▶ **Instructions for the task**: Images excluded, repeat each entry below exactly.

▶ **Raw data**:
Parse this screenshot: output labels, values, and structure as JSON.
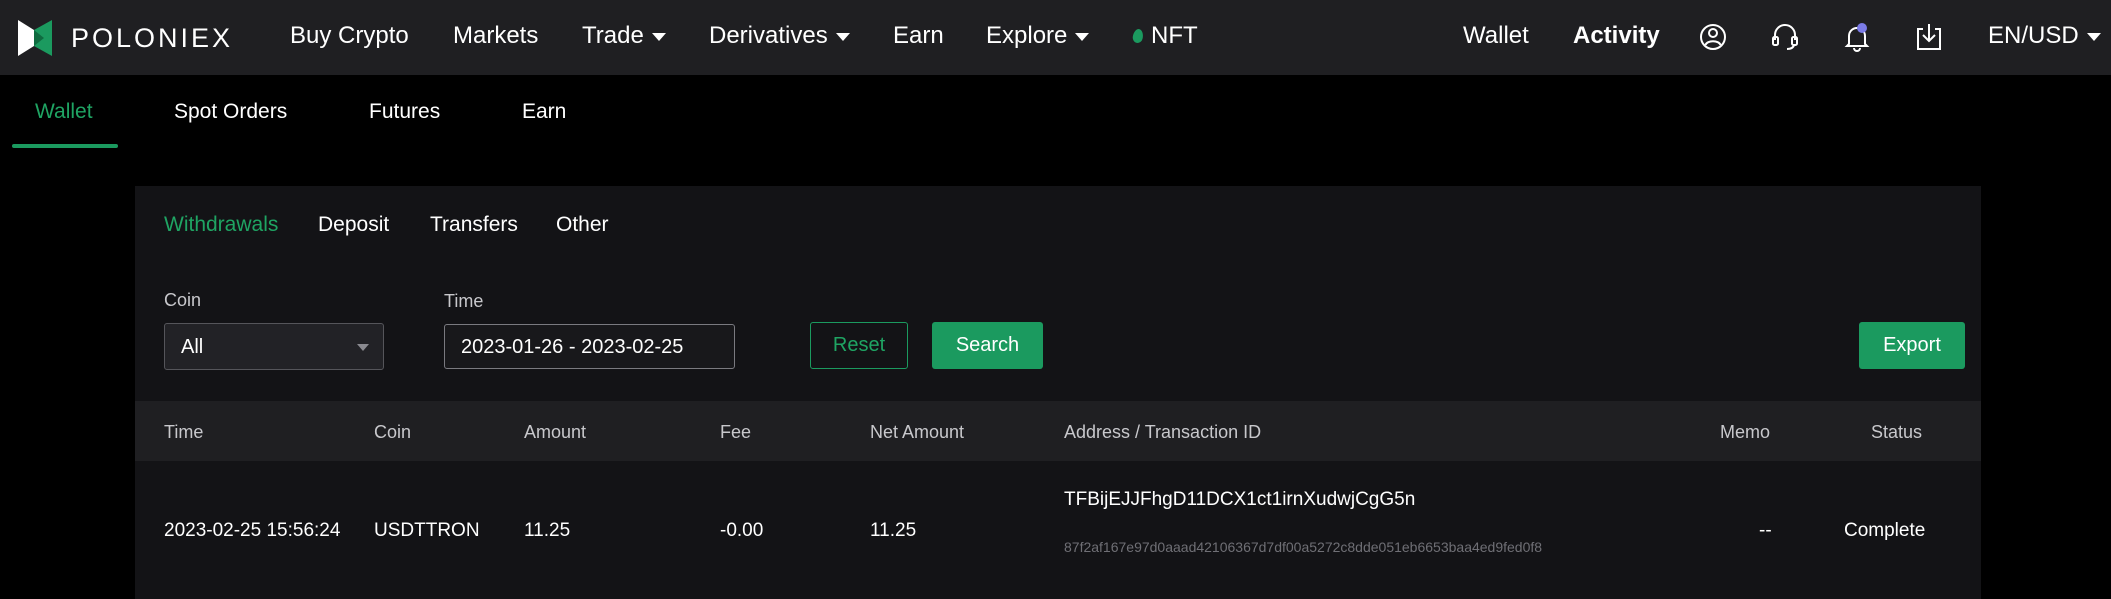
{
  "brand": {
    "name": "POLONIEX"
  },
  "topnav": {
    "items": [
      {
        "label": "Buy Crypto",
        "caret": false
      },
      {
        "label": "Markets",
        "caret": false
      },
      {
        "label": "Trade",
        "caret": true
      },
      {
        "label": "Derivatives",
        "caret": true
      },
      {
        "label": "Earn",
        "caret": false
      },
      {
        "label": "Explore",
        "caret": true
      },
      {
        "label": "NFT",
        "caret": false
      }
    ],
    "wallet": "Wallet",
    "activity": "Activity",
    "locale": "EN/USD",
    "icons": [
      "user-icon",
      "headset-icon",
      "bell-icon",
      "download-icon"
    ],
    "accent": "#1b9a5f"
  },
  "subnav": {
    "items": [
      "Wallet",
      "Spot Orders",
      "Futures",
      "Earn"
    ],
    "active": "Wallet"
  },
  "tabs": {
    "items": [
      "Withdrawals",
      "Deposit",
      "Transfers",
      "Other"
    ],
    "active": "Withdrawals"
  },
  "filters": {
    "coin_label": "Coin",
    "coin_value": "All",
    "time_label": "Time",
    "time_value": "2023-01-26 - 2023-02-25",
    "reset": "Reset",
    "search": "Search",
    "export": "Export"
  },
  "table": {
    "columns": [
      "Time",
      "Coin",
      "Amount",
      "Fee",
      "Net Amount",
      "Address / Transaction ID",
      "Memo",
      "Status"
    ],
    "rows": [
      {
        "time": "2023-02-25 15:56:24",
        "coin": "USDTTRON",
        "amount": "11.25",
        "fee": "-0.00",
        "net_amount": "11.25",
        "address": "TFBijEJJFhgD11DCX1ct1irnXudwjCgG5n",
        "txid": "87f2af167e97d0aaad42106367d7df00a5272c8dde051eb6653baa4ed9fed0f8",
        "memo": "--",
        "status": "Complete"
      }
    ]
  }
}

▶ **The answer**:
Parse this screenshot: output labels, values, and structure as JSON.
{
  "brand": {
    "name": "POLONIEX"
  },
  "topnav": {
    "items": [
      {
        "label": "Buy Crypto",
        "caret": false
      },
      {
        "label": "Markets",
        "caret": false
      },
      {
        "label": "Trade",
        "caret": true
      },
      {
        "label": "Derivatives",
        "caret": true
      },
      {
        "label": "Earn",
        "caret": false
      },
      {
        "label": "Explore",
        "caret": true
      },
      {
        "label": "NFT",
        "caret": false
      }
    ],
    "wallet": "Wallet",
    "activity": "Activity",
    "locale": "EN/USD",
    "icons": [
      "user-icon",
      "headset-icon",
      "bell-icon",
      "download-icon"
    ],
    "accent": "#1b9a5f"
  },
  "subnav": {
    "items": [
      "Wallet",
      "Spot Orders",
      "Futures",
      "Earn"
    ],
    "active": "Wallet"
  },
  "tabs": {
    "items": [
      "Withdrawals",
      "Deposit",
      "Transfers",
      "Other"
    ],
    "active": "Withdrawals"
  },
  "filters": {
    "coin_label": "Coin",
    "coin_value": "All",
    "time_label": "Time",
    "time_value": "2023-01-26 - 2023-02-25",
    "reset": "Reset",
    "search": "Search",
    "export": "Export"
  },
  "table": {
    "columns": [
      "Time",
      "Coin",
      "Amount",
      "Fee",
      "Net Amount",
      "Address / Transaction ID",
      "Memo",
      "Status"
    ],
    "rows": [
      {
        "time": "2023-02-25 15:56:24",
        "coin": "USDTTRON",
        "amount": "11.25",
        "fee": "-0.00",
        "net_amount": "11.25",
        "address": "TFBijEJJFhgD11DCX1ct1irnXudwjCgG5n",
        "txid": "87f2af167e97d0aaad42106367d7df00a5272c8dde051eb6653baa4ed9fed0f8",
        "memo": "--",
        "status": "Complete"
      }
    ]
  }
}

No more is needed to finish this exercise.